== DATA TO PROCESS
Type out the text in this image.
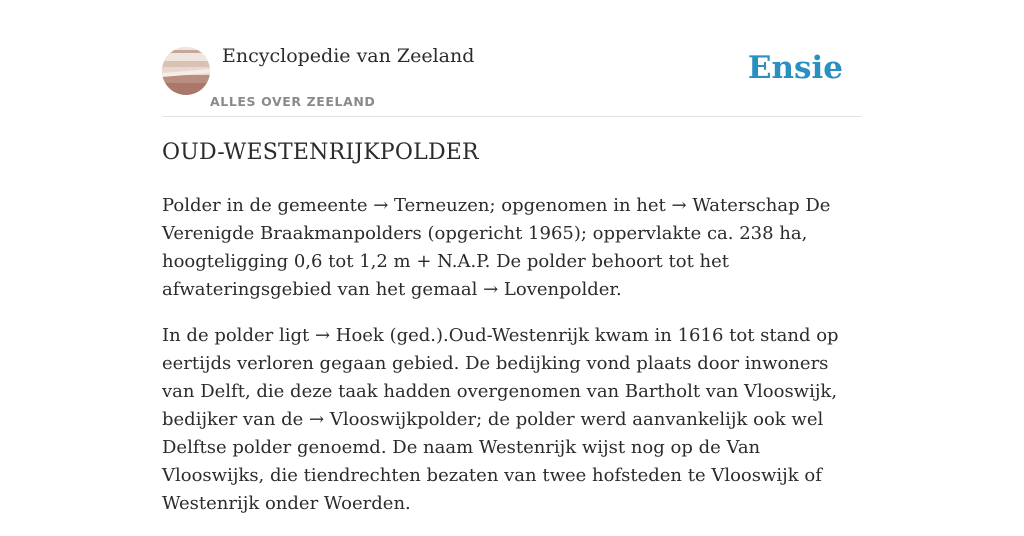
Encyclopedie van Zeeland
ALLES OVER ZEELAND
Ensie
OUD-WESTENRIJKPOLDER

Polder in de gemeente → Terneuzen; opgenomen in het → Waterschap De Verenigde Braakmanpolders (opgericht 1965); oppervlakte ca. 238 ha, hoogteligging 0,6 tot 1,2 m + N.A.P. De polder behoort tot het afwateringsgebied van het gemaal → Lovenpolder.

In de polder ligt → Hoek (ged.).Oud-Westenrijk kwam in 1616 tot stand op eertijds verloren gegaan gebied. De bedijking vond plaats door inwoners van Delft, die deze taak hadden overgenomen van Bartholt van Vlooswijk, bedijker van de → Vlooswijkpolder; de polder werd aanvankelijk ook wel Delftse polder genoemd. De naam Westenrijk wijst nog op de Van Vlooswijks, die tiendrechten bezaten van twee hofsteden te Vlooswijk of Westenrijk onder Woerden.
====
§ **PROBLEM DETAILS**
When you copy the data, keep every line exact and leave out each picture.

§ **EXPECTED ANSWER**
Type out the text in this image.
Encyclopedie van Zeeland
ALLES OVER ZEELAND
Ensie
OUD-WESTENRIJKPOLDER

Polder in de gemeente → Terneuzen; opgenomen in het → Waterschap De Verenigde Braakmanpolders (opgericht 1965); oppervlakte ca. 238 ha, hoogteligging 0,6 tot 1,2 m + N.A.P. De polder behoort tot het afwateringsgebied van het gemaal → Lovenpolder.

In de polder ligt → Hoek (ged.).Oud-Westenrijk kwam in 1616 tot stand op eertijds verloren gegaan gebied. De bedijking vond plaats door inwoners van Delft, die deze taak hadden overgenomen van Bartholt van Vlooswijk, bedijker van de → Vlooswijkpolder; de polder werd aanvankelijk ook wel Delftse polder genoemd. De naam Westenrijk wijst nog op de Van Vlooswijks, die tiendrechten bezaten van twee hofsteden te Vlooswijk of Westenrijk onder Woerden.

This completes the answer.